** YOUR GOAL **
Locate the line that contains "Extract the structured". Retype it and every line after it to the end of the records, exactly, but not the pictures.

** DATA **
>> begin

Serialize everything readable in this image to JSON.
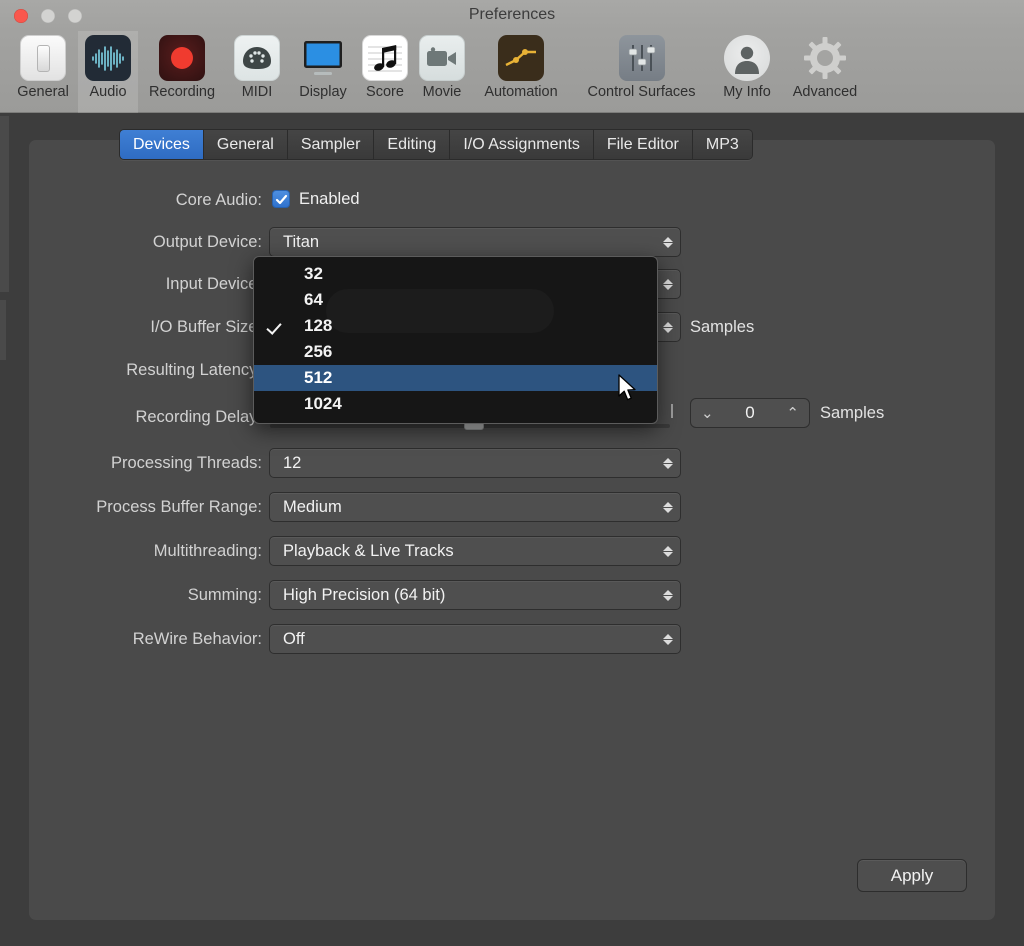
{
  "window": {
    "title": "Preferences",
    "traffic_lights": [
      "close",
      "minimize",
      "zoom"
    ]
  },
  "toolbar": {
    "items": [
      {
        "label": "General",
        "icon": "general-icon",
        "selected": false
      },
      {
        "label": "Audio",
        "icon": "audio-waveform-icon",
        "selected": true
      },
      {
        "label": "Recording",
        "icon": "record-icon",
        "selected": false
      },
      {
        "label": "MIDI",
        "icon": "midi-icon",
        "selected": false
      },
      {
        "label": "Display",
        "icon": "display-monitor-icon",
        "selected": false
      },
      {
        "label": "Score",
        "icon": "score-note-icon",
        "selected": false
      },
      {
        "label": "Movie",
        "icon": "movie-camera-icon",
        "selected": false
      },
      {
        "label": "Automation",
        "icon": "automation-curve-icon",
        "selected": false
      },
      {
        "label": "Control Surfaces",
        "icon": "faders-icon",
        "selected": false
      },
      {
        "label": "My Info",
        "icon": "person-icon",
        "selected": false
      },
      {
        "label": "Advanced",
        "icon": "gear-icon",
        "selected": false
      }
    ]
  },
  "tabs": [
    {
      "label": "Devices",
      "active": true
    },
    {
      "label": "General",
      "active": false
    },
    {
      "label": "Sampler",
      "active": false
    },
    {
      "label": "Editing",
      "active": false
    },
    {
      "label": "I/O Assignments",
      "active": false
    },
    {
      "label": "File Editor",
      "active": false
    },
    {
      "label": "MP3",
      "active": false
    }
  ],
  "form": {
    "core_audio": {
      "label": "Core Audio:",
      "checkbox_label": "Enabled",
      "checked": true
    },
    "output_device": {
      "label": "Output Device:",
      "value": "Titan"
    },
    "input_device": {
      "label": "Input Device:",
      "value": ""
    },
    "io_buffer_size": {
      "label": "I/O Buffer Size:",
      "value": "",
      "unit": "Samples"
    },
    "resulting_latency": {
      "label": "Resulting Latency:",
      "value": ""
    },
    "recording_delay": {
      "label": "Recording Delay:",
      "stepper_value": "0",
      "unit": "Samples"
    },
    "processing_threads": {
      "label": "Processing Threads:",
      "value": "12"
    },
    "process_buffer_range": {
      "label": "Process Buffer Range:",
      "value": "Medium"
    },
    "multithreading": {
      "label": "Multithreading:",
      "value": "Playback & Live Tracks"
    },
    "summing": {
      "label": "Summing:",
      "value": "High Precision (64 bit)"
    },
    "rewire_behavior": {
      "label": "ReWire Behavior:",
      "value": "Off"
    }
  },
  "dropdown_menu": {
    "open": true,
    "owner": "io-buffer-size",
    "items": [
      {
        "label": "32",
        "checked": false,
        "highlighted": false
      },
      {
        "label": "64",
        "checked": false,
        "highlighted": false
      },
      {
        "label": "128",
        "checked": true,
        "highlighted": false
      },
      {
        "label": "256",
        "checked": false,
        "highlighted": false
      },
      {
        "label": "512",
        "checked": false,
        "highlighted": true
      },
      {
        "label": "1024",
        "checked": false,
        "highlighted": false
      }
    ]
  },
  "apply_button": {
    "label": "Apply"
  },
  "colors": {
    "accent_blue": "#3f7fd4",
    "menu_highlight": "#2d5480",
    "panel_bg": "#4a4a4a",
    "window_bg": "#3d3d3d",
    "titlebar_bg": "#a8a8a6",
    "menu_bg": "#161616",
    "close_button": "#f9574d"
  }
}
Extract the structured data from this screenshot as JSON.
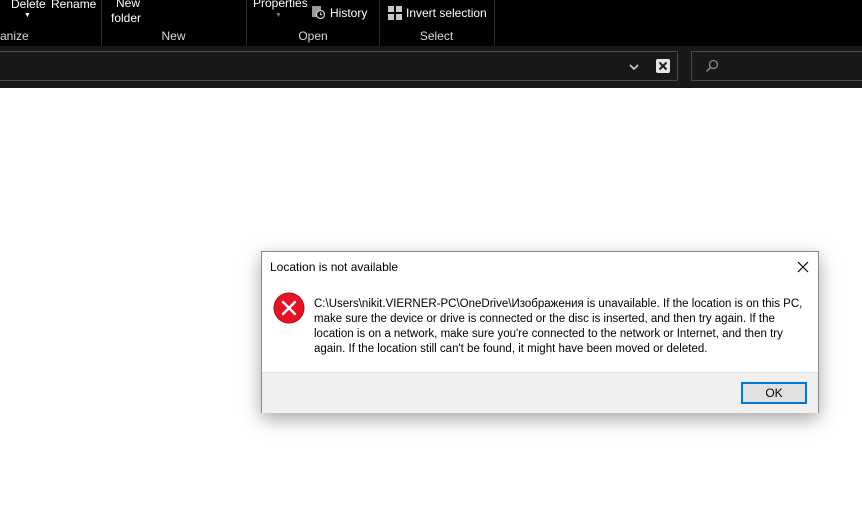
{
  "ribbon": {
    "organize": {
      "delete_label": "Delete",
      "rename_label": "Rename",
      "group_label": "anize"
    },
    "new": {
      "new_folder_line1": "New",
      "new_folder_line2": "folder",
      "group_label": "New"
    },
    "open": {
      "properties_label": "Properties",
      "history_label": "History",
      "group_label": "Open"
    },
    "select": {
      "invert_label": "Invert selection",
      "group_label": "Select"
    }
  },
  "address_bar": {
    "path": "",
    "search_placeholder": ""
  },
  "dialog": {
    "title": "Location is not available",
    "message": "C:\\Users\\nikit.VIERNER-PC\\OneDrive\\Изображения is unavailable. If the location is on this PC, make sure the device or drive is connected or the disc is inserted, and then try again. If the location is on a network, make sure you're connected to the network or Internet, and then try again. If the location still can't be found, it might have been moved or deleted.",
    "ok_label": "OK",
    "error_color": "#e81123",
    "accent_color": "#0078d7"
  }
}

>> end

** ANSWER FOR THE TASK **
Extract the structured data from this screenshot as JSON.
{
  "ribbon": {
    "organize": {
      "delete_label": "Delete",
      "rename_label": "Rename",
      "group_label": "anize"
    },
    "new": {
      "new_folder_line1": "New",
      "new_folder_line2": "folder",
      "group_label": "New"
    },
    "open": {
      "properties_label": "Properties",
      "history_label": "History",
      "group_label": "Open"
    },
    "select": {
      "invert_label": "Invert selection",
      "group_label": "Select"
    }
  },
  "address_bar": {
    "path": "",
    "search_placeholder": ""
  },
  "dialog": {
    "title": "Location is not available",
    "message": "C:\\Users\\nikit.VIERNER-PC\\OneDrive\\Изображения is unavailable. If the location is on this PC, make sure the device or drive is connected or the disc is inserted, and then try again. If the location is on a network, make sure you're connected to the network or Internet, and then try again. If the location still can't be found, it might have been moved or deleted.",
    "ok_label": "OK",
    "error_color": "#e81123",
    "accent_color": "#0078d7"
  }
}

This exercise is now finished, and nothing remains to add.